-- begin Data to process --

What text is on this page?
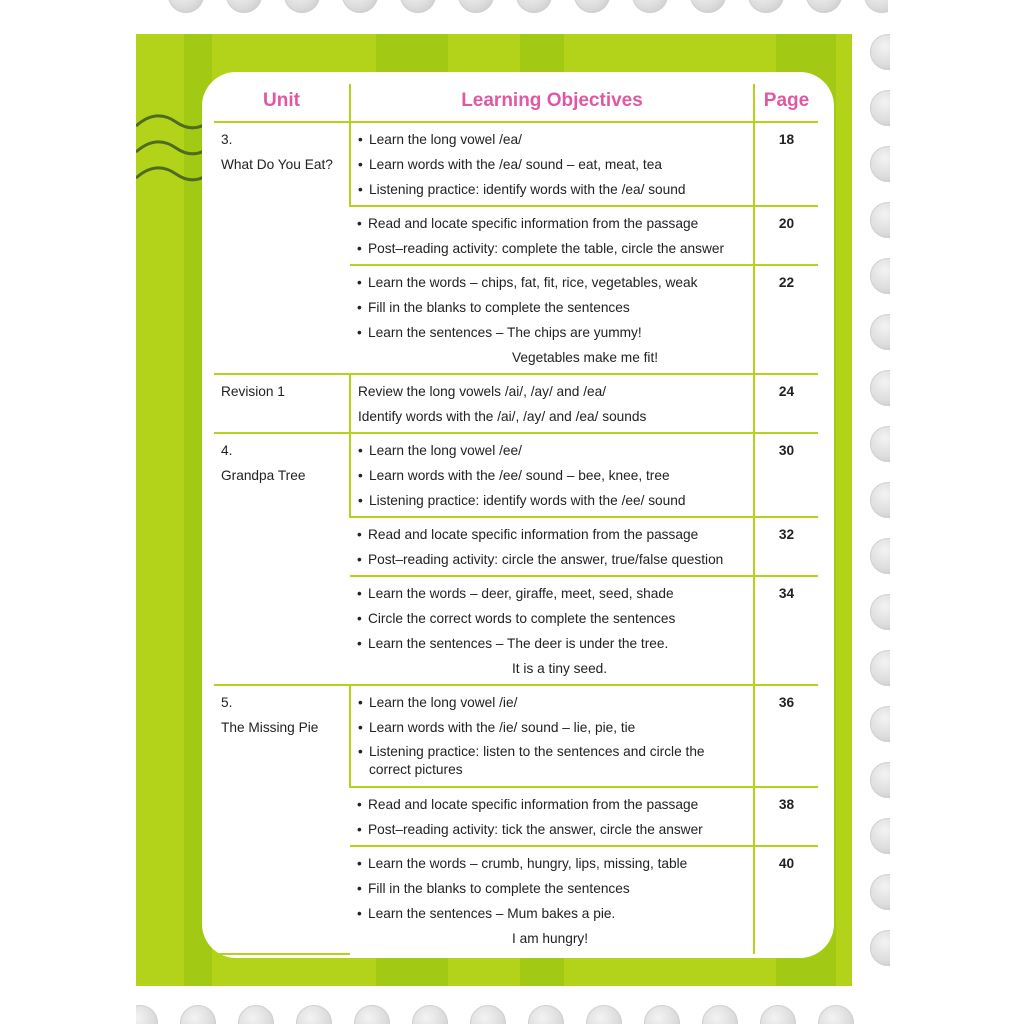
Unit	Learning Objectives	Page

3.
What Do You Eat?	• Learn the long vowel /ea/
• Learn words with the /ea/ sound – eat, meat, tea
• Listening practice: identify words with the /ea/ sound	18

	• Read and locate specific information from the passage
• Post–reading activity: complete the table, circle the answer	20

	• Learn the words – chips, fat, fit, rice, vegetables, weak
• Fill in the blanks to complete the sentences
• Learn the sentences – The chips are yummy!
Vegetables make me fit!	22

Revision 1	Review the long vowels /ai/, /ay/ and /ea/
Identify words with the /ai/, /ay/ and /ea/ sounds	24

4.
Grandpa Tree	• Learn the long vowel /ee/
• Learn words with the /ee/ sound – bee, knee, tree
• Listening practice: identify words with the /ee/ sound	30

	• Read and locate specific information from the passage
• Post–reading activity: circle the answer, true/false question	32

	• Learn the words – deer, giraffe, meet, seed, shade
• Circle the correct words to complete the sentences
• Learn the sentences – The deer is under the tree.
It is a tiny seed.	34

5.
The Missing Pie	• Learn the long vowel /ie/
• Learn words with the /ie/ sound – lie, pie, tie
• Listening practice: listen to the sentences and circle the correct pictures	36

	• Read and locate specific information from the passage
• Post–reading activity: tick the answer, circle the answer	38

	• Learn the words – crumb, hungry, lips, missing, table
• Fill in the blanks to complete the sentences
• Learn the sentences – Mum bakes a pie.
I am hungry!	40
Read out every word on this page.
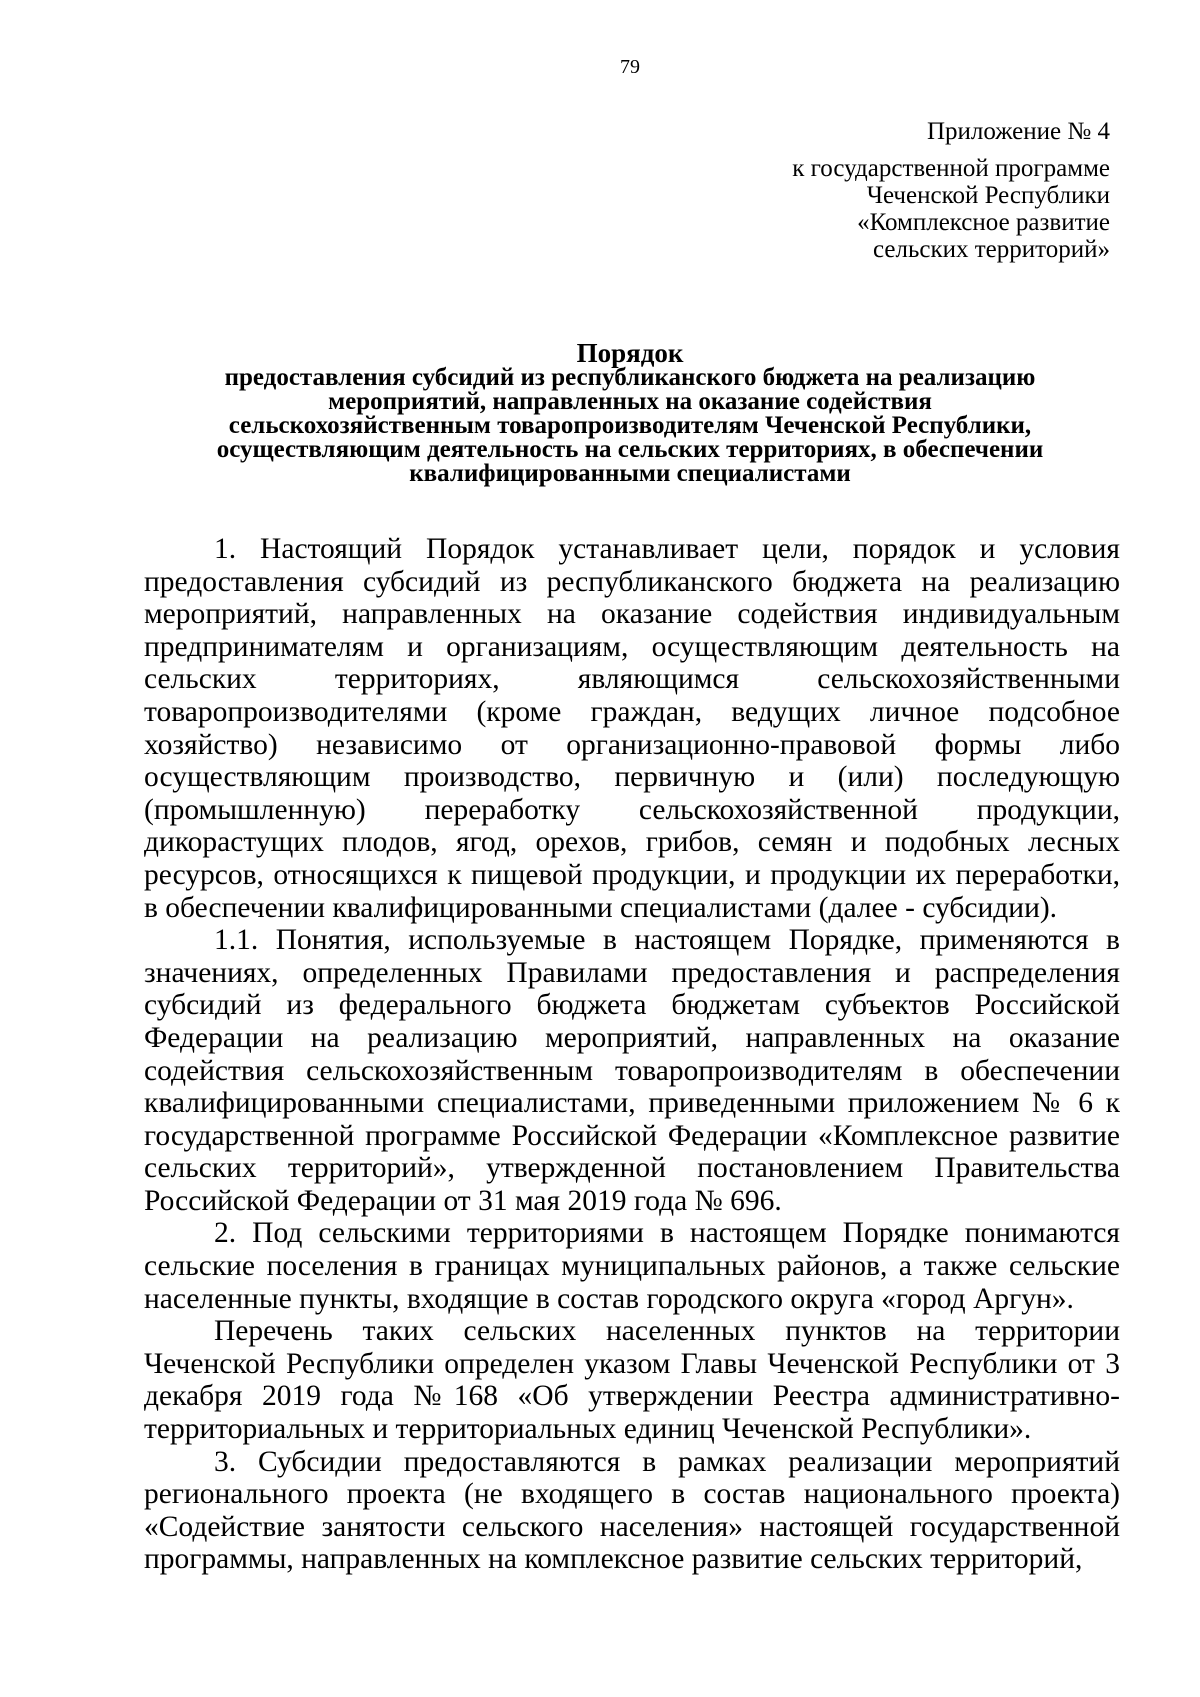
79
Приложение № 4
к государственной программе
Чеченской Республики
«Комплексное развитие
сельских территорий»
Порядок
предоставления субсидий из республиканского бюджета на реализацию
мероприятий, направленных на оказание содействия
сельскохозяйственным товаропроизводителям Чеченской Республики,
осуществляющим деятельность на сельских территориях, в обеспечении
квалифицированными специалистами

1. Настоящий Порядок устанавливает цели, порядок и условия предоставления субсидий из республиканского бюджета на реализацию мероприятий, направленных на оказание содействия индивидуальным предпринимателям и организациям, осуществляющим деятельность на сельских территориях, являющимся сельскохозяйственными товаропроизводителями (кроме граждан, ведущих личное подсобное хозяйство) независимо от организационно-правовой формы либо осуществляющим производство, первичную и (или) последующую (промышленную) переработку сельскохозяйственной продукции, дикорастущих плодов, ягод, орехов, грибов, семян и подобных лесных ресурсов, относящихся к пищевой продукции, и продукции их переработки, в обеспечении квалифицированными специалистами (далее - субсидии).

1.1. Понятия, используемые в настоящем Порядке, применяются в значениях, определенных Правилами предоставления и распределения субсидий из федерального бюджета бюджетам субъектов Российской Федерации на реализацию мероприятий, направленных на оказание содействия сельскохозяйственным товаропроизводителям в обеспечении квалифицированными специалистами, приведенными приложением № 6 к государственной программе Российской Федерации «Комплексное развитие сельских территорий», утвержденной постановлением Правительства Российской Федерации от 31 мая 2019 года № 696.

2. Под сельскими территориями в настоящем Порядке понимаются сельские поселения в границах муниципальных районов, а также сельские населенные пункты, входящие в состав городского округа «город Аргун».

Перечень таких сельских населенных пунктов на территории Чеченской Республики определен указом Главы Чеченской Республики от 3 декабря 2019 года №168 «Об утверждении Реестра административно-территориальных и территориальных единиц Чеченской Республики».

3. Субсидии предоставляются в рамках реализации мероприятий регионального проекта (не входящего в состав национального проекта) «Содействие занятости сельского населения» настоящей государственной программы, направленных на комплексное развитие сельских территорий,
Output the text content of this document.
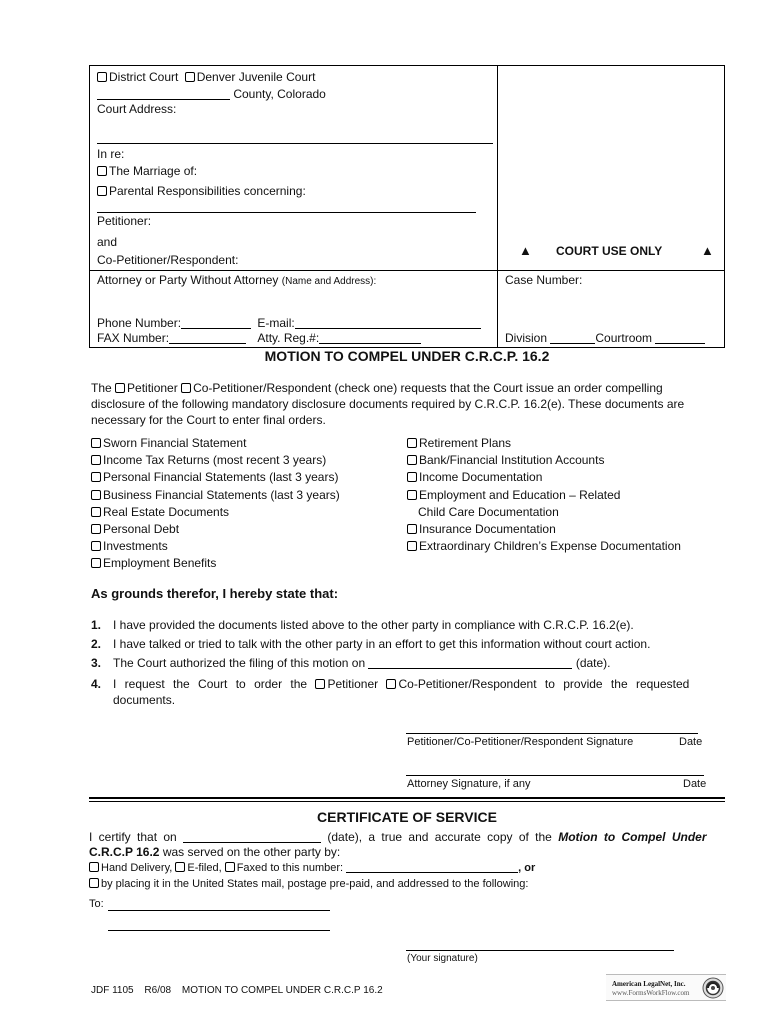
District Court Denver Juvenile Court
County, Colorado
Court Address:
In re:
The Marriage of:
Parental Responsibilities concerning:
Petitioner:
and
Co-Petitioner/Respondent:
Attorney or Party Without Attorney (Name and Address):
Phone Number:	E-mail:
FAX Number:	Atty. Reg.#:
▲ COURT USE ONLY	▲
Case Number:
Division	Courtroom
MOTION TO COMPEL UNDER C.R.C.P. 16.2
The Petitioner Co-Petitioner/Respondent (check one) requests that the Court issue an order compelling
disclosure of the following mandatory disclosure documents required by C.R.C.P. 16.2(e). These documents are
necessary for the Court to enter final orders.
Sworn Financial Statement
Income Tax Returns (most recent 3 years)
Personal Financial Statements (last 3 years)
Business Financial Statements (last 3 years)
Real Estate Documents
Personal Debt
Investments
Employment Benefits
Retirement Plans
Bank/Financial Institution Accounts
Income Documentation
Employment and Education – Related
Child Care Documentation
Insurance Documentation
Extraordinary Children’s Expense Documentation
As grounds therefor, I hereby state that:
1. I have provided the documents listed above to the other party in compliance with C.R.C.P. 16.2(e).
2. I have talked or tried to talk with the other party in an effort to get this information without court action.
3. The Court authorized the filing of this motion on	(date).
4. I request the Court to order the Petitioner Co-Petitioner/Respondent to provide the requested
documents.
Petitioner/Co-Petitioner/Respondent Signature	Date
Attorney Signature, if any	Date
CERTIFICATE OF SERVICE
I certify that on	(date), a true and accurate copy of the Motion to Compel Under
C.R.C.P 16.2 was served on the other party by:
Hand Delivery, E-filed, Faxed to this number:	, or
by placing it in the United States mail, postage pre-paid, and addressed to the following:
To:
(Your signature)
JDF 1105 R6/08 MOTION TO COMPEL UNDER C.R.C.P 16.2
American LegalNet, Inc.
www.FormsWorkFlow.com
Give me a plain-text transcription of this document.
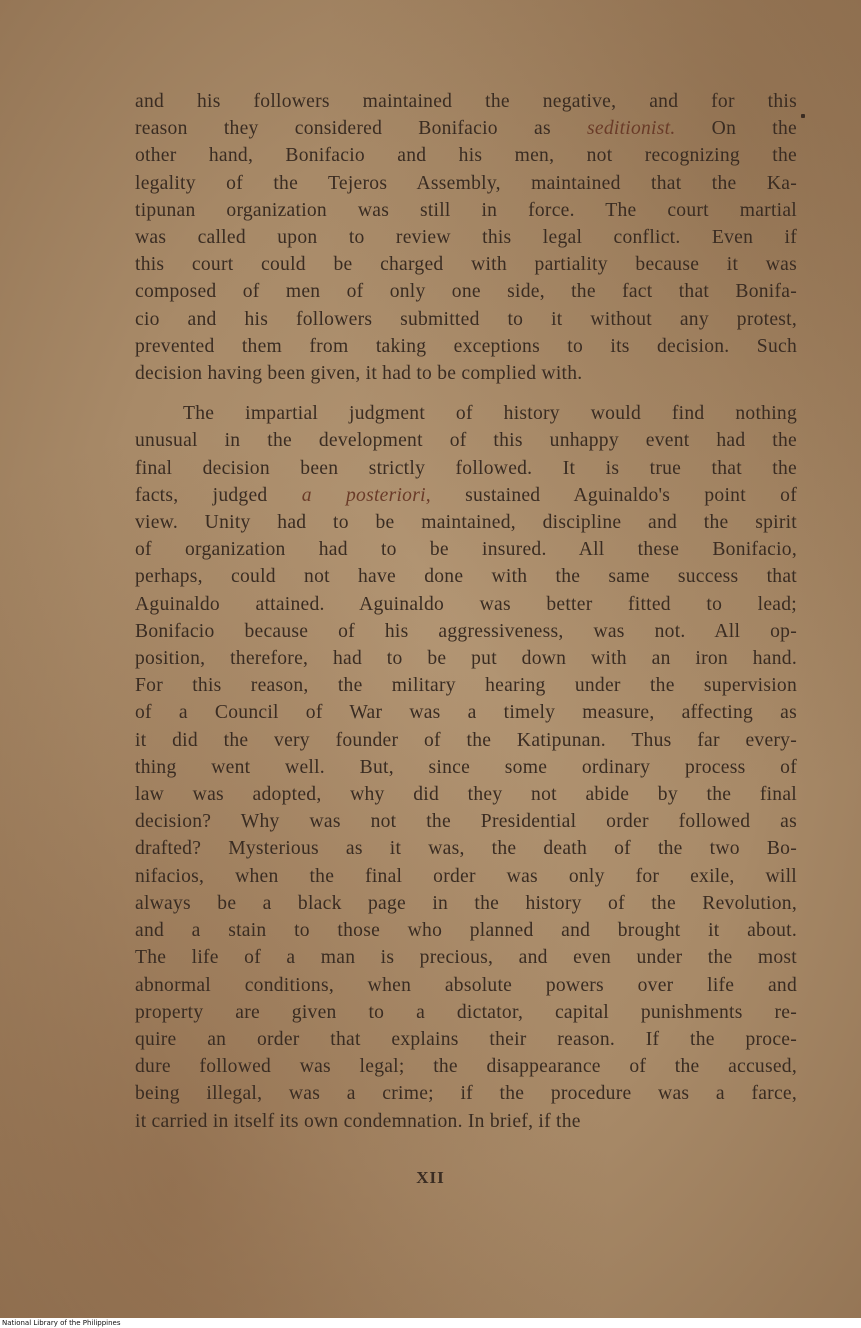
and his followers maintained the negative, and for this
reason they considered Bonifacio as seditionist. On the
other hand, Bonifacio and his men, not recognizing the
legality of the Tejeros Assembly, maintained that the Ka-
tipunan organization was still in force. The court martial
was called upon to review this legal conflict. Even if
this court could be charged with partiality because it was
composed of men of only one side, the fact that Bonifa-
cio and his followers submitted to it without any protest,
prevented them from taking exceptions to its decision. Such
decision having been given, it had to be complied with.
The impartial judgment of history would find nothing
unusual in the development of this unhappy event had the
final decision been strictly followed. It is true that the
facts, judged a posteriori, sustained Aguinaldo's point of
view. Unity had to be maintained, discipline and the spirit
of organization had to be insured. All these Bonifacio,
perhaps, could not have done with the same success that
Aguinaldo attained. Aguinaldo was better fitted to lead;
Bonifacio because of his aggressiveness, was not. All op-
position, therefore, had to be put down with an iron hand.
For this reason, the military hearing under the supervision
of a Council of War was a timely measure, affecting as
it did the very founder of the Katipunan. Thus far every-
thing went well. But, since some ordinary process of
law was adopted, why did they not abide by the final
decision? Why was not the Presidential order followed as
drafted? Mysterious as it was, the death of the two Bo-
nifacios, when the final order was only for exile, will
always be a black page in the history of the Revolution,
and a stain to those who planned and brought it about.
The life of a man is precious, and even under the most
abnormal conditions, when absolute powers over life and
property are given to a dictator, capital punishments re-
quire an order that explains their reason. If the proce-
dure followed was legal; the disappearance of the accused,
being illegal, was a crime; if the procedure was a farce,
it carried in itself its own condemnation. In brief, if the
XII
National Library of the Philippines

-- end Data to process --

[What needs to be done] Copy out all the data exactly; skip the pictures.

[Correct response]
What text is on this page?
Unit	Learning Objectives	Page

3.
What Do You Eat?	• Learn the long vowel /ea/
• Learn words with the /ea/ sound – eat, meat, tea
• Listening practice: identify words with the /ea/ sound	18

	• Read and locate specific information from the passage
• Post–reading activity: complete the table, circle the answer	20

	• Learn the words – chips, fat, fit, rice, vegetables, weak
• Fill in the blanks to complete the sentences
• Learn the sentences – The chips are yummy!
Vegetables make me fit!	22

Revision 1	Review the long vowels /ai/, /ay/ and /ea/
Identify words with the /ai/, /ay/ and /ea/ sounds	24

4.
Grandpa Tree	• Learn the long vowel /ee/
• Learn words with the /ee/ sound – bee, knee, tree
• Listening practice: identify words with the /ee/ sound	30

	• Read and locate specific information from the passage
• Post–reading activity: circle the answer, true/false question	32

	• Learn the words – deer, giraffe, meet, seed, shade
• Circle the correct words to complete the sentences
• Learn the sentences – The deer is under the tree.
It is a tiny seed.	34

5.
The Missing Pie	• Learn the long vowel /ie/
• Learn words with the /ie/ sound – lie, pie, tie
• Listening practice: listen to the sentences and circle the correct pictures	36

	• Read and locate specific information from the passage
• Post–reading activity: tick the answer, circle the answer	38

	• Learn the words – crumb, hungry, lips, missing, table
• Fill in the blanks to complete the sentences
• Learn the sentences – Mum bakes a pie.
I am hungry!	40
Read out every word on this page.
79
Приложение № 4
к государственной программе
Чеченской Республики
«Комплексное развитие
сельских территорий»
Порядок
предоставления субсидий из республиканского бюджета на реализацию
мероприятий, направленных на оказание содействия
сельскохозяйственным товаропроизводителям Чеченской Республики,
осуществляющим деятельность на сельских территориях, в обеспечении
квалифицированными специалистами

1. Настоящий Порядок устанавливает цели, порядок и условия предоставления субсидий из республиканского бюджета на реализацию мероприятий, направленных на оказание содействия индивидуальным предпринимателям и организациям, осуществляющим деятельность на сельских территориях, являющимся сельскохозяйственными товаропроизводителями (кроме граждан, ведущих личное подсобное хозяйство) независимо от организационно-правовой формы либо осуществляющим производство, первичную и (или) последующую (промышленную) переработку сельскохозяйственной продукции, дикорастущих плодов, ягод, орехов, грибов, семян и подобных лесных ресурсов, относящихся к пищевой продукции, и продукции их переработки, в обеспечении квалифицированными специалистами (далее - субсидии).

1.1. Понятия, используемые в настоящем Порядке, применяются в значениях, определенных Правилами предоставления и распределения субсидий из федерального бюджета бюджетам субъектов Российской Федерации на реализацию мероприятий, направленных на оказание содействия сельскохозяйственным товаропроизводителям в обеспечении квалифицированными специалистами, приведенными приложением № 6 к государственной программе Российской Федерации «Комплексное развитие сельских территорий», утвержденной постановлением Правительства Российской Федерации от 31 мая 2019 года № 696.

2. Под сельскими территориями в настоящем Порядке понимаются сельские поселения в границах муниципальных районов, а также сельские населенные пункты, входящие в состав городского округа «город Аргун».

Перечень таких сельских населенных пунктов на территории Чеченской Республики определен указом Главы Чеченской Республики от 3 декабря 2019 года №168 «Об утверждении Реестра административно-территориальных и территориальных единиц Чеченской Республики».

3. Субсидии предоставляются в рамках реализации мероприятий регионального проекта (не входящего в состав национального проекта) «Содействие занятости сельского населения» настоящей государственной программы, направленных на комплексное развитие сельских территорий,
Output the text content of this document.
District Court Denver Juvenile Court
County, Colorado
Court Address:
In re:
The Marriage of:
Parental Responsibilities concerning:
Petitioner:
and
Co-Petitioner/Respondent:
Attorney or Party Without Attorney (Name and Address):
Phone Number:	E-mail:
FAX Number:	Atty. Reg.#:
▲ COURT USE ONLY	▲
Case Number:
Division	Courtroom
MOTION TO COMPEL UNDER C.R.C.P. 16.2
The Petitioner Co-Petitioner/Respondent (check one) requests that the Court issue an order compelling
disclosure of the following mandatory disclosure documents required by C.R.C.P. 16.2(e). These documents are
necessary for the Court to enter final orders.
Sworn Financial Statement
Income Tax Returns (most recent 3 years)
Personal Financial Statements (last 3 years)
Business Financial Statements (last 3 years)
Real Estate Documents
Personal Debt
Investments
Employment Benefits
Retirement Plans
Bank/Financial Institution Accounts
Income Documentation
Employment and Education – Related
Child Care Documentation
Insurance Documentation
Extraordinary Children’s Expense Documentation
As grounds therefor, I hereby state that:
1. I have provided the documents listed above to the other party in compliance with C.R.C.P. 16.2(e).
2. I have talked or tried to talk with the other party in an effort to get this information without court action.
3. The Court authorized the filing of this motion on	(date).
4. I request the Court to order the Petitioner Co-Petitioner/Respondent to provide the requested
documents.
Petitioner/Co-Petitioner/Respondent Signature	Date
Attorney Signature, if any	Date
CERTIFICATE OF SERVICE
I certify that on	(date), a true and accurate copy of the Motion to Compel Under
C.R.C.P 16.2 was served on the other party by:
Hand Delivery, E-filed, Faxed to this number:	, or
by placing it in the United States mail, postage pre-paid, and addressed to the following:
To:
(Your signature)
JDF 1105 R6/08 MOTION TO COMPEL UNDER C.R.C.P 16.2
American LegalNet, Inc.
www.FormsWorkFlow.com
Give me a plain-text transcription of this document.
and his followers maintained the negative, and for this
reason they considered Bonifacio as seditionist. On the
other hand, Bonifacio and his men, not recognizing the
legality of the Tejeros Assembly, maintained that the Ka-
tipunan organization was still in force. The court martial
was called upon to review this legal conflict. Even if
this court could be charged with partiality because it was
composed of men of only one side, the fact that Bonifa-
cio and his followers submitted to it without any protest,
prevented them from taking exceptions to its decision. Such
decision having been given, it had to be complied with.
The impartial judgment of history would find nothing
unusual in the development of this unhappy event had the
final decision been strictly followed. It is true that the
facts, judged a posteriori, sustained Aguinaldo's point of
view. Unity had to be maintained, discipline and the spirit
of organization had to be insured. All these Bonifacio,
perhaps, could not have done with the same success that
Aguinaldo attained. Aguinaldo was better fitted to lead;
Bonifacio because of his aggressiveness, was not. All op-
position, therefore, had to be put down with an iron hand.
For this reason, the military hearing under the supervision
of a Council of War was a timely measure, affecting as
it did the very founder of the Katipunan. Thus far every-
thing went well. But, since some ordinary process of
law was adopted, why did they not abide by the final
decision? Why was not the Presidential order followed as
drafted? Mysterious as it was, the death of the two Bo-
nifacios, when the final order was only for exile, will
always be a black page in the history of the Revolution,
and a stain to those who planned and brought it about.
The life of a man is precious, and even under the most
abnormal conditions, when absolute powers over life and
property are given to a dictator, capital punishments re-
quire an order that explains their reason. If the proce-
dure followed was legal; the disappearance of the accused,
being illegal, was a crime; if the procedure was a farce,
it carried in itself its own condemnation. In brief, if the
XII
National Library of the Philippines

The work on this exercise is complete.